**REQUEST:** List, from the lines below, each one with "label" in it.

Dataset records
# # # #
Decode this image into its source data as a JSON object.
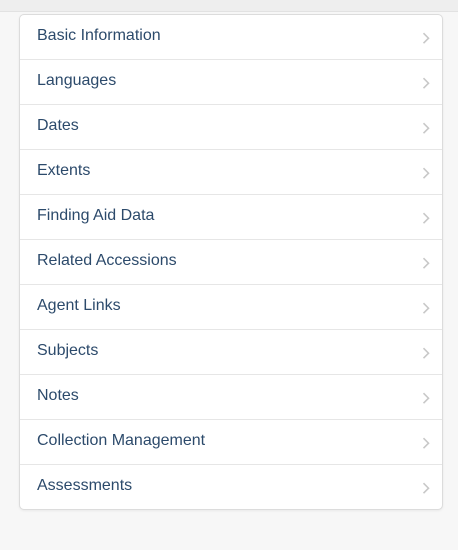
{
  "sidebar": {
    "items": [
      {
        "label": "Basic Information"
      },
      {
        "label": "Languages"
      },
      {
        "label": "Dates"
      },
      {
        "label": "Extents"
      },
      {
        "label": "Finding Aid Data"
      },
      {
        "label": "Related Accessions"
      },
      {
        "label": "Agent Links"
      },
      {
        "label": "Subjects"
      },
      {
        "label": "Notes"
      },
      {
        "label": "Collection Management"
      },
      {
        "label": "Assessments"
      }
    ],
    "item_icon": "chevron-right-icon",
    "colors": {
      "label": "#2c4a6b",
      "chevron": "#c8c8c8",
      "divider": "#e6e6e6",
      "background": "#f7f7f7"
    }
  }
}
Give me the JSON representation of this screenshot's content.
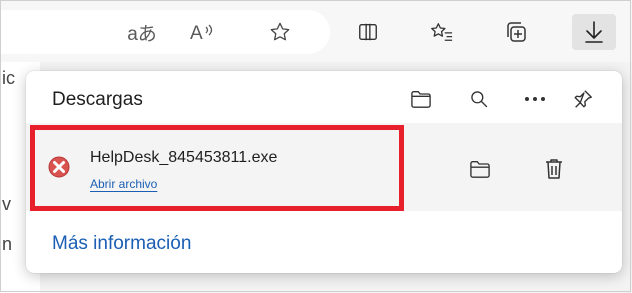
{
  "toolbar": {
    "read_aloud_text": "aあ",
    "immersive_text": "À⁾",
    "icons": [
      "translate-icon",
      "read-aloud-icon",
      "favorite-star-icon",
      "split-screen-icon",
      "favorites-list-icon",
      "collections-icon",
      "downloads-icon"
    ]
  },
  "page_edge": {
    "chars": [
      "ic",
      "v",
      "n"
    ]
  },
  "downloads_panel": {
    "title": "Descargas",
    "icons": [
      "open-folder-icon",
      "search-icon",
      "more-options-icon",
      "pin-icon"
    ],
    "item": {
      "file_name": "HelpDesk_845453811.exe",
      "action_link": "Abrir archivo",
      "status_icon": "error-icon",
      "buttons": [
        "show-in-folder-icon",
        "delete-icon"
      ]
    },
    "more_info": "Más información"
  },
  "colors": {
    "highlight": "#e8202b",
    "link": "#1a5fb4",
    "error": "#d9534f"
  }
}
# # # #
**EXERCISE OUTPUT:**
        "label": "Basic Information"
        "label": "Languages"
        "label": "Dates"
        "label": "Extents"
        "label": "Finding Aid Data"
        "label": "Related Accessions"
        "label": "Agent Links"
        "label": "Subjects"
        "label": "Notes"
        "label": "Collection Management"
        "label": "Assessments"
      "label": "#2c4a6b",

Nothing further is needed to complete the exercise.